Source records:
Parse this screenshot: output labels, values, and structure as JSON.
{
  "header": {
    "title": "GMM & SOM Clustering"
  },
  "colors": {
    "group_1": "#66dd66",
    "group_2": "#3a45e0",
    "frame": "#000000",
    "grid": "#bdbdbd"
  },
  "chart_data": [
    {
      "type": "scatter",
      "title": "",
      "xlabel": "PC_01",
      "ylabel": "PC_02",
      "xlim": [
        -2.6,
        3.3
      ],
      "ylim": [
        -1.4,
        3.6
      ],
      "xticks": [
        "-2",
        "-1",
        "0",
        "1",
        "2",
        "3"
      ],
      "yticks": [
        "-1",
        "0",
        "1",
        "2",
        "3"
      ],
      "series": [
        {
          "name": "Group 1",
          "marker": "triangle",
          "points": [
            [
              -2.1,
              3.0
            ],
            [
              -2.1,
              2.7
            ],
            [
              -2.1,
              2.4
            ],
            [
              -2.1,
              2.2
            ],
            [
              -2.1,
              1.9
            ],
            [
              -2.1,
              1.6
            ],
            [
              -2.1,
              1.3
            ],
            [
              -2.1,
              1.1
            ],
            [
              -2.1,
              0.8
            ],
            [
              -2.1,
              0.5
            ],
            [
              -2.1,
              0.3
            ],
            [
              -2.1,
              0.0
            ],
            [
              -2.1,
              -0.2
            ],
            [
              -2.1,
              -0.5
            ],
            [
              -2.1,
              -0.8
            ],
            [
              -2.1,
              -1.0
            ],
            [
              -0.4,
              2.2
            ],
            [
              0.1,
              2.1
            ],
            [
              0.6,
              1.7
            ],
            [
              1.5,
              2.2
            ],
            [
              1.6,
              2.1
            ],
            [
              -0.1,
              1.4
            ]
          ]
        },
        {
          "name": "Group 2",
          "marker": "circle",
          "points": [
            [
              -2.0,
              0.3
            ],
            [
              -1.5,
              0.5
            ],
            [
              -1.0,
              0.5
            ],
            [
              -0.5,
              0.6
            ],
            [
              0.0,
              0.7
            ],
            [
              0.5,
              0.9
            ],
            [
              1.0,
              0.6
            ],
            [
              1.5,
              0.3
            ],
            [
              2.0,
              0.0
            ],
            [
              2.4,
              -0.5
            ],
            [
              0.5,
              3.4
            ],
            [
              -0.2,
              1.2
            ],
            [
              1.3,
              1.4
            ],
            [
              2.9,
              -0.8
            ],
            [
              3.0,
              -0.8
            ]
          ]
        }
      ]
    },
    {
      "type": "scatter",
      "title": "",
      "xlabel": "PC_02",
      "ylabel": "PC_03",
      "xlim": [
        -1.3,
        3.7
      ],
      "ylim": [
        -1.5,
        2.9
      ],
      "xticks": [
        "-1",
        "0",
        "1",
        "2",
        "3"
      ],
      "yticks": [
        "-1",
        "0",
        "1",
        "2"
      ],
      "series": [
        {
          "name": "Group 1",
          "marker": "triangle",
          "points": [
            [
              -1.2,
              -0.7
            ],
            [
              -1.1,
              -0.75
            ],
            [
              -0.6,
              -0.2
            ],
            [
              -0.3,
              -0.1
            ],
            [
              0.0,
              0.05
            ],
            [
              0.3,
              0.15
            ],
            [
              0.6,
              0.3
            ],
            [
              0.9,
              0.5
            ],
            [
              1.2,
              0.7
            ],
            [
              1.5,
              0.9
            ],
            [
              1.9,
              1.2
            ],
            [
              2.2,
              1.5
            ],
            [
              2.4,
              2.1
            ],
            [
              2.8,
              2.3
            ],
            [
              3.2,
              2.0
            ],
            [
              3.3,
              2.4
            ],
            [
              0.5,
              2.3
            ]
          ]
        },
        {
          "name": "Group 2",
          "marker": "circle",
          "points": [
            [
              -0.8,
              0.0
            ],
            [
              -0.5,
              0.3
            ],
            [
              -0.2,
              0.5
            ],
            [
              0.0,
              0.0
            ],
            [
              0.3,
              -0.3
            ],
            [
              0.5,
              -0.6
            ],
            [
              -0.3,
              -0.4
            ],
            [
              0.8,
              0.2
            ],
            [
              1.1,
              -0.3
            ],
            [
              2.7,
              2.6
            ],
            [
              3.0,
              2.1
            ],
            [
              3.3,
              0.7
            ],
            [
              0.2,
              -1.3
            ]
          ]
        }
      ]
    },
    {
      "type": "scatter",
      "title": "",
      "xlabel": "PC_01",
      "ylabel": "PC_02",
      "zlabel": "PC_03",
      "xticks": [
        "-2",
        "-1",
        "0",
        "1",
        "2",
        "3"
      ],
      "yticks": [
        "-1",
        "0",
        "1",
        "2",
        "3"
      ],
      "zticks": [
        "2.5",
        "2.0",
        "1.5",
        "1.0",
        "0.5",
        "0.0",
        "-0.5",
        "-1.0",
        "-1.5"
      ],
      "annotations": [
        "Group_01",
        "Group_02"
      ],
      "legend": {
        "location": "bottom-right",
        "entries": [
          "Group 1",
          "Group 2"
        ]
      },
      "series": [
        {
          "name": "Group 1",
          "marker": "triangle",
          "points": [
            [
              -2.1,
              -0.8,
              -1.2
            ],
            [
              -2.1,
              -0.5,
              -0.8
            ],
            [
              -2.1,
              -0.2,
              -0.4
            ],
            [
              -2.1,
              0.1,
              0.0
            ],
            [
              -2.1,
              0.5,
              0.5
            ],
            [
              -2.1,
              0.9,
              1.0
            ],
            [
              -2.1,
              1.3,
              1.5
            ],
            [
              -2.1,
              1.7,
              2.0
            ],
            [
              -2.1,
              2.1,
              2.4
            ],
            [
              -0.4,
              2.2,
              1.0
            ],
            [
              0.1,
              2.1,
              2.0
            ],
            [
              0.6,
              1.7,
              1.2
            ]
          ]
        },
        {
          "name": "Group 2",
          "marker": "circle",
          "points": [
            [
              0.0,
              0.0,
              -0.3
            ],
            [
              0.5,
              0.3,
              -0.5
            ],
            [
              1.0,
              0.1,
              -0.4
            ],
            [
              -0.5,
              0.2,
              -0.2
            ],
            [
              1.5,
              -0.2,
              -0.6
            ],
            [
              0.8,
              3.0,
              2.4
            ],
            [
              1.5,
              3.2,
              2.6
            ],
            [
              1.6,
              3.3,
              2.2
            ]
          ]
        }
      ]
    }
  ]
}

## REQUIREMENT:
Reproduce each entry above exactly, keeping every word.

## TASK RESPONSE:
Parse this screenshot: output labels, values, and structure as JSON.
{
  "header": {
    "title": "GMM & SOM Clustering"
  },
  "colors": {
    "group_1": "#66dd66",
    "group_2": "#3a45e0",
    "frame": "#000000",
    "grid": "#bdbdbd"
  },
  "chart_data": [
    {
      "type": "scatter",
      "title": "",
      "xlabel": "PC_01",
      "ylabel": "PC_02",
      "xlim": [
        -2.6,
        3.3
      ],
      "ylim": [
        -1.4,
        3.6
      ],
      "xticks": [
        "-2",
        "-1",
        "0",
        "1",
        "2",
        "3"
      ],
      "yticks": [
        "-1",
        "0",
        "1",
        "2",
        "3"
      ],
      "series": [
        {
          "name": "Group 1",
          "marker": "triangle",
          "points": [
            [
              -2.1,
              3.0
            ],
            [
              -2.1,
              2.7
            ],
            [
              -2.1,
              2.4
            ],
            [
              -2.1,
              2.2
            ],
            [
              -2.1,
              1.9
            ],
            [
              -2.1,
              1.6
            ],
            [
              -2.1,
              1.3
            ],
            [
              -2.1,
              1.1
            ],
            [
              -2.1,
              0.8
            ],
            [
              -2.1,
              0.5
            ],
            [
              -2.1,
              0.3
            ],
            [
              -2.1,
              0.0
            ],
            [
              -2.1,
              -0.2
            ],
            [
              -2.1,
              -0.5
            ],
            [
              -2.1,
              -0.8
            ],
            [
              -2.1,
              -1.0
            ],
            [
              -0.4,
              2.2
            ],
            [
              0.1,
              2.1
            ],
            [
              0.6,
              1.7
            ],
            [
              1.5,
              2.2
            ],
            [
              1.6,
              2.1
            ],
            [
              -0.1,
              1.4
            ]
          ]
        },
        {
          "name": "Group 2",
          "marker": "circle",
          "points": [
            [
              -2.0,
              0.3
            ],
            [
              -1.5,
              0.5
            ],
            [
              -1.0,
              0.5
            ],
            [
              -0.5,
              0.6
            ],
            [
              0.0,
              0.7
            ],
            [
              0.5,
              0.9
            ],
            [
              1.0,
              0.6
            ],
            [
              1.5,
              0.3
            ],
            [
              2.0,
              0.0
            ],
            [
              2.4,
              -0.5
            ],
            [
              0.5,
              3.4
            ],
            [
              -0.2,
              1.2
            ],
            [
              1.3,
              1.4
            ],
            [
              2.9,
              -0.8
            ],
            [
              3.0,
              -0.8
            ]
          ]
        }
      ]
    },
    {
      "type": "scatter",
      "title": "",
      "xlabel": "PC_02",
      "ylabel": "PC_03",
      "xlim": [
        -1.3,
        3.7
      ],
      "ylim": [
        -1.5,
        2.9
      ],
      "xticks": [
        "-1",
        "0",
        "1",
        "2",
        "3"
      ],
      "yticks": [
        "-1",
        "0",
        "1",
        "2"
      ],
      "series": [
        {
          "name": "Group 1",
          "marker": "triangle",
          "points": [
            [
              -1.2,
              -0.7
            ],
            [
              -1.1,
              -0.75
            ],
            [
              -0.6,
              -0.2
            ],
            [
              -0.3,
              -0.1
            ],
            [
              0.0,
              0.05
            ],
            [
              0.3,
              0.15
            ],
            [
              0.6,
              0.3
            ],
            [
              0.9,
              0.5
            ],
            [
              1.2,
              0.7
            ],
            [
              1.5,
              0.9
            ],
            [
              1.9,
              1.2
            ],
            [
              2.2,
              1.5
            ],
            [
              2.4,
              2.1
            ],
            [
              2.8,
              2.3
            ],
            [
              3.2,
              2.0
            ],
            [
              3.3,
              2.4
            ],
            [
              0.5,
              2.3
            ]
          ]
        },
        {
          "name": "Group 2",
          "marker": "circle",
          "points": [
            [
              -0.8,
              0.0
            ],
            [
              -0.5,
              0.3
            ],
            [
              -0.2,
              0.5
            ],
            [
              0.0,
              0.0
            ],
            [
              0.3,
              -0.3
            ],
            [
              0.5,
              -0.6
            ],
            [
              -0.3,
              -0.4
            ],
            [
              0.8,
              0.2
            ],
            [
              1.1,
              -0.3
            ],
            [
              2.7,
              2.6
            ],
            [
              3.0,
              2.1
            ],
            [
              3.3,
              0.7
            ],
            [
              0.2,
              -1.3
            ]
          ]
        }
      ]
    },
    {
      "type": "scatter",
      "title": "",
      "xlabel": "PC_01",
      "ylabel": "PC_02",
      "zlabel": "PC_03",
      "xticks": [
        "-2",
        "-1",
        "0",
        "1",
        "2",
        "3"
      ],
      "yticks": [
        "-1",
        "0",
        "1",
        "2",
        "3"
      ],
      "zticks": [
        "2.5",
        "2.0",
        "1.5",
        "1.0",
        "0.5",
        "0.0",
        "-0.5",
        "-1.0",
        "-1.5"
      ],
      "annotations": [
        "Group_01",
        "Group_02"
      ],
      "legend": {
        "location": "bottom-right",
        "entries": [
          "Group 1",
          "Group 2"
        ]
      },
      "series": [
        {
          "name": "Group 1",
          "marker": "triangle",
          "points": [
            [
              -2.1,
              -0.8,
              -1.2
            ],
            [
              -2.1,
              -0.5,
              -0.8
            ],
            [
              -2.1,
              -0.2,
              -0.4
            ],
            [
              -2.1,
              0.1,
              0.0
            ],
            [
              -2.1,
              0.5,
              0.5
            ],
            [
              -2.1,
              0.9,
              1.0
            ],
            [
              -2.1,
              1.3,
              1.5
            ],
            [
              -2.1,
              1.7,
              2.0
            ],
            [
              -2.1,
              2.1,
              2.4
            ],
            [
              -0.4,
              2.2,
              1.0
            ],
            [
              0.1,
              2.1,
              2.0
            ],
            [
              0.6,
              1.7,
              1.2
            ]
          ]
        },
        {
          "name": "Group 2",
          "marker": "circle",
          "points": [
            [
              0.0,
              0.0,
              -0.3
            ],
            [
              0.5,
              0.3,
              -0.5
            ],
            [
              1.0,
              0.1,
              -0.4
            ],
            [
              -0.5,
              0.2,
              -0.2
            ],
            [
              1.5,
              -0.2,
              -0.6
            ],
            [
              0.8,
              3.0,
              2.4
            ],
            [
              1.5,
              3.2,
              2.6
            ],
            [
              1.6,
              3.3,
              2.2
            ]
          ]
        }
      ]
    }
  ]
}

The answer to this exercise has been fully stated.